What the exercise asks:
Return the number of lines holding "TMenuItem", with nothing added.

Extracted records:

==*==

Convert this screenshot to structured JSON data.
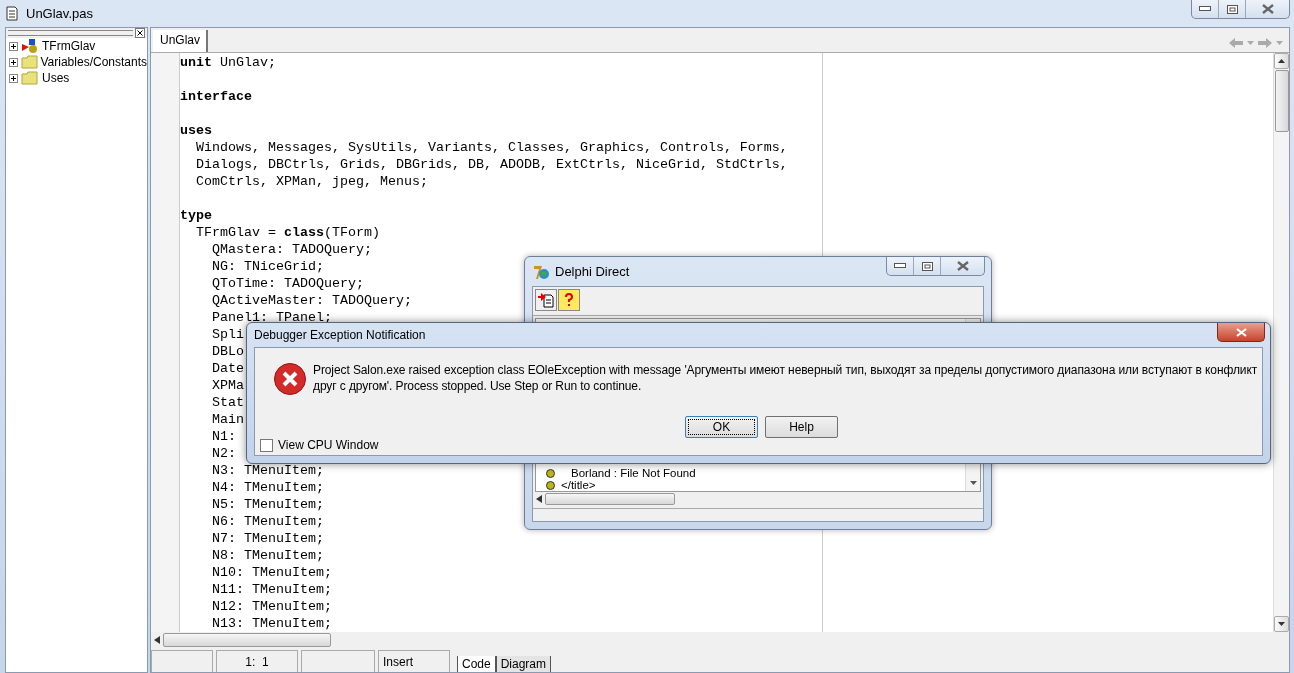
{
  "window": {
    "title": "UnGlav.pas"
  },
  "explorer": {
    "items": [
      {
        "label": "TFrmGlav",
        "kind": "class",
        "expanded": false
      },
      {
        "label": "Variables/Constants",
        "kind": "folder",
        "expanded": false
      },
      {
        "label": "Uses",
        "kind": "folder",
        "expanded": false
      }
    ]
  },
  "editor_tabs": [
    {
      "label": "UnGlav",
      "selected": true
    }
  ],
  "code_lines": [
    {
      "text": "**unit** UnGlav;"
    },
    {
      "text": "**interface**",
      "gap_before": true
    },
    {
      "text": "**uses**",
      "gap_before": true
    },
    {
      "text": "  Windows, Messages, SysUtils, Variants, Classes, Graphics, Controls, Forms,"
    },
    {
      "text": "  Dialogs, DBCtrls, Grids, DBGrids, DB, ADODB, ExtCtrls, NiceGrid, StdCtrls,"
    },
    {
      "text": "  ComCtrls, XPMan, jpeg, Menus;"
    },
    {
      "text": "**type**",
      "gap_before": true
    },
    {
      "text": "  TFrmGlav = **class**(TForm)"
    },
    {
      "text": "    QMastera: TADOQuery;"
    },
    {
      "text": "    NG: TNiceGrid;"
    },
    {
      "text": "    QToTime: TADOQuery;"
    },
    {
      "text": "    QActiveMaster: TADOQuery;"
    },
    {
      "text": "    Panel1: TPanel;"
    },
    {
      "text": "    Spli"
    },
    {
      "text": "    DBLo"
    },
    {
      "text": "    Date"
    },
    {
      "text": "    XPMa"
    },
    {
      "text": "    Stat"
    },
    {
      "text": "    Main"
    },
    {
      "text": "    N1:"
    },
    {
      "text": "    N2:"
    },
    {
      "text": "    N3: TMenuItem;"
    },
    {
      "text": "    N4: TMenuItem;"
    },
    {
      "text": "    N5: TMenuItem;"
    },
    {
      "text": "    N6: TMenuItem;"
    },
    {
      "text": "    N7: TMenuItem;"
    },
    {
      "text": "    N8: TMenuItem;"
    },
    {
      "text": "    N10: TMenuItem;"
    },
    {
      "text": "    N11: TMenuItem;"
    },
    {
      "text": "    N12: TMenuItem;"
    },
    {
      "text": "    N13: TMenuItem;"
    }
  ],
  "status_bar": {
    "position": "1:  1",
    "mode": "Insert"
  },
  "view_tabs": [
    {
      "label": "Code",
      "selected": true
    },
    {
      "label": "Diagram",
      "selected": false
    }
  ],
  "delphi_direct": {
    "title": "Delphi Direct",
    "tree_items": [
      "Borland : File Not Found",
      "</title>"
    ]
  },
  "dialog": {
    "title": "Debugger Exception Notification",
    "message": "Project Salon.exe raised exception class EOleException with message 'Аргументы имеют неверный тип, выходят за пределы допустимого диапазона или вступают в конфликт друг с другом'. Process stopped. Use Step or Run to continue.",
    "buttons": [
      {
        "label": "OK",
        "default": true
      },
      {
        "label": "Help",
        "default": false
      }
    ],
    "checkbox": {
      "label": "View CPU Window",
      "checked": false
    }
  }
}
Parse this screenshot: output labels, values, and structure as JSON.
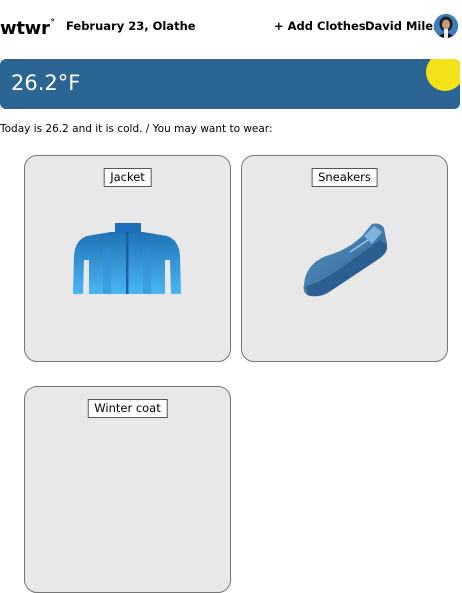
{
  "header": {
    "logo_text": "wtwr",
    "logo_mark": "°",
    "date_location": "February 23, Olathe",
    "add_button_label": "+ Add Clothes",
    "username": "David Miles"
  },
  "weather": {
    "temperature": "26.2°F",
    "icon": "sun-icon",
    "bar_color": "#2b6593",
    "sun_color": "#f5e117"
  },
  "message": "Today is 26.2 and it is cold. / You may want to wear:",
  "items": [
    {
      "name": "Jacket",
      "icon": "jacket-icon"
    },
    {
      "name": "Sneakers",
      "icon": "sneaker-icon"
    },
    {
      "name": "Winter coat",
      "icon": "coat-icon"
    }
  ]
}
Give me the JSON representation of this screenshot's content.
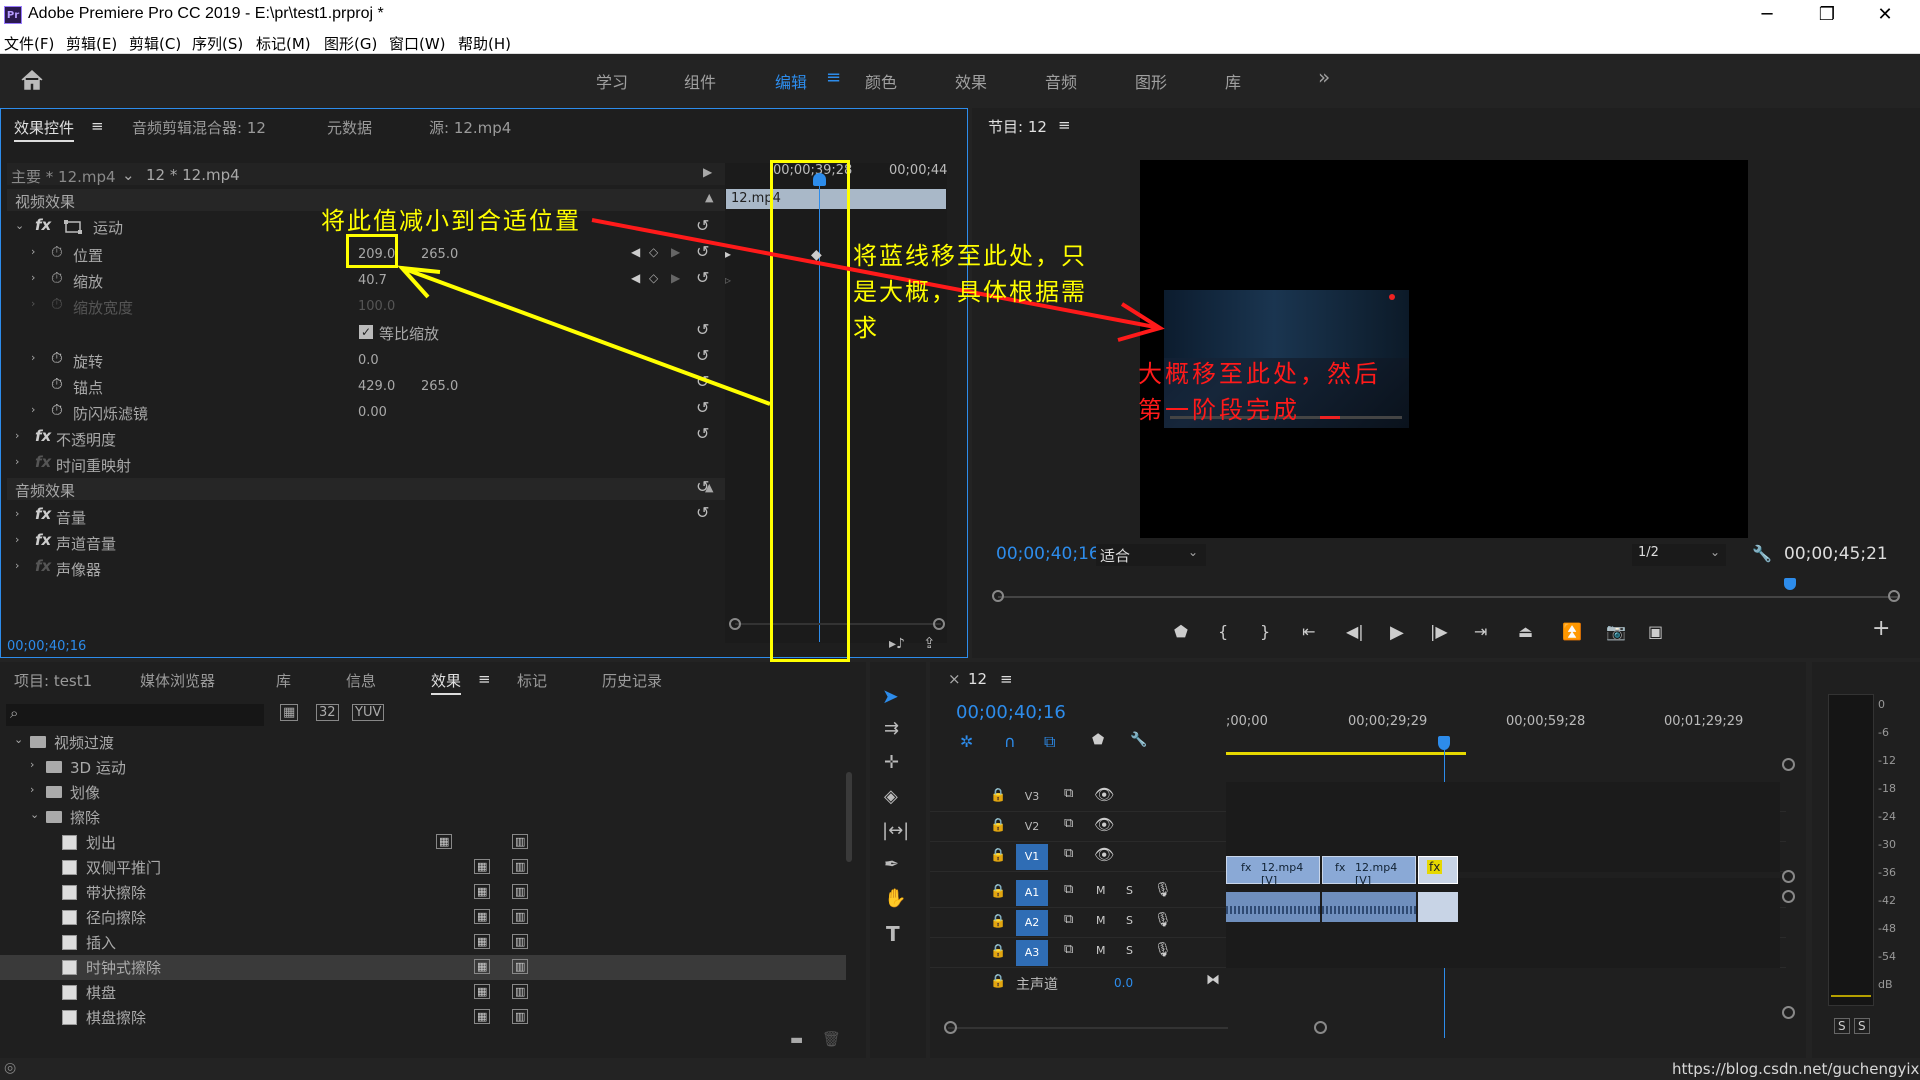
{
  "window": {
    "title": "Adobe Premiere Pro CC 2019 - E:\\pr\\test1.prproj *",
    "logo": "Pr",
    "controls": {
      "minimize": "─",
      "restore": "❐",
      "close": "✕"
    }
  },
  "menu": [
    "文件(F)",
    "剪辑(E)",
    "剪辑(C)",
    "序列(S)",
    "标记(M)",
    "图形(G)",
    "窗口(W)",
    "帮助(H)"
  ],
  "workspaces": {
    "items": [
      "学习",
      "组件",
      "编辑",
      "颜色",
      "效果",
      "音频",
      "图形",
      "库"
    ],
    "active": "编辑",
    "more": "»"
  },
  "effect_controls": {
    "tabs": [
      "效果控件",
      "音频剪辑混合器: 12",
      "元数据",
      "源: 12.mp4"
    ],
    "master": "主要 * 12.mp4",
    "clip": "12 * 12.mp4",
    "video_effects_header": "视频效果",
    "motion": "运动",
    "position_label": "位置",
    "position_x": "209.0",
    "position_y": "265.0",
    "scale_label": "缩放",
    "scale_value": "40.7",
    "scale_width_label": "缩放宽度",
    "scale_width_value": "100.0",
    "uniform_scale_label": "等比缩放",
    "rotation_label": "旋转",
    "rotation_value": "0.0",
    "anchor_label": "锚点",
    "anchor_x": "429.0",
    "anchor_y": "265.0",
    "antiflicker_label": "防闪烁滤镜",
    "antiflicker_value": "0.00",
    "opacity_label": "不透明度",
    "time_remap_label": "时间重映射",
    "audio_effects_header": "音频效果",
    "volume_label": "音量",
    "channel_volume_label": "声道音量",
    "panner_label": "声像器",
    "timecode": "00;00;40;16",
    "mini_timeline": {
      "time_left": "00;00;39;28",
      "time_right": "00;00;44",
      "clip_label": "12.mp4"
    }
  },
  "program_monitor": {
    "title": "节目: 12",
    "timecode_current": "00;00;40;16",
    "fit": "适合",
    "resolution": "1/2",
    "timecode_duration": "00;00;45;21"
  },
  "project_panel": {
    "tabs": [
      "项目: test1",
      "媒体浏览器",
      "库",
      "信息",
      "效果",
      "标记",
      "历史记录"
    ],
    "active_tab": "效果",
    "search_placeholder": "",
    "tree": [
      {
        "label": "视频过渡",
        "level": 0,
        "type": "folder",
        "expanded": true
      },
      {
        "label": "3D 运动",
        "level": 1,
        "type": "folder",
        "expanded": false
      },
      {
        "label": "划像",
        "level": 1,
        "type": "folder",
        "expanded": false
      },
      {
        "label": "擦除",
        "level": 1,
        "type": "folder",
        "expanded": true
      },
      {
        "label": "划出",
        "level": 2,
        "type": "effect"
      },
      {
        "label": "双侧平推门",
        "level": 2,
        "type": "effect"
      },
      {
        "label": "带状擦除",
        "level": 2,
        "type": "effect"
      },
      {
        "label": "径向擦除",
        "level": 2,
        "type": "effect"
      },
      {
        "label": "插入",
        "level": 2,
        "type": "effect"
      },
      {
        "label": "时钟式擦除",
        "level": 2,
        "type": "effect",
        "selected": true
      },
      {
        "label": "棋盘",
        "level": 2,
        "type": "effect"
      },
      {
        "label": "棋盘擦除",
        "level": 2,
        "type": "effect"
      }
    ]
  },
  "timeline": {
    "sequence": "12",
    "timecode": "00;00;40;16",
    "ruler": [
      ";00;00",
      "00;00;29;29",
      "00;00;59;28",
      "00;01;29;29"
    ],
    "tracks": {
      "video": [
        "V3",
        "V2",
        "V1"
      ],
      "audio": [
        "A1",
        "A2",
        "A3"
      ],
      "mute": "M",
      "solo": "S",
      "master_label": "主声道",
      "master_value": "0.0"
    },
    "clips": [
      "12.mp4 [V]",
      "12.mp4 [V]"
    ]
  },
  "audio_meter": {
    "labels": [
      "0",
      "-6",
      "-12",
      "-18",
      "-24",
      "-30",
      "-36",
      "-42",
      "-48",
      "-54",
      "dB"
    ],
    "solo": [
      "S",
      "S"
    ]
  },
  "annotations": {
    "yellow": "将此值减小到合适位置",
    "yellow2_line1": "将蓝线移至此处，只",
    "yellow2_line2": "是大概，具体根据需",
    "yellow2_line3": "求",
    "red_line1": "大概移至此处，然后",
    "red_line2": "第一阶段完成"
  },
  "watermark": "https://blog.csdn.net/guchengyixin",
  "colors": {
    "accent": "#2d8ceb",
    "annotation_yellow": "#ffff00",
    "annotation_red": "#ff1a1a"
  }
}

==*==

Final result:
10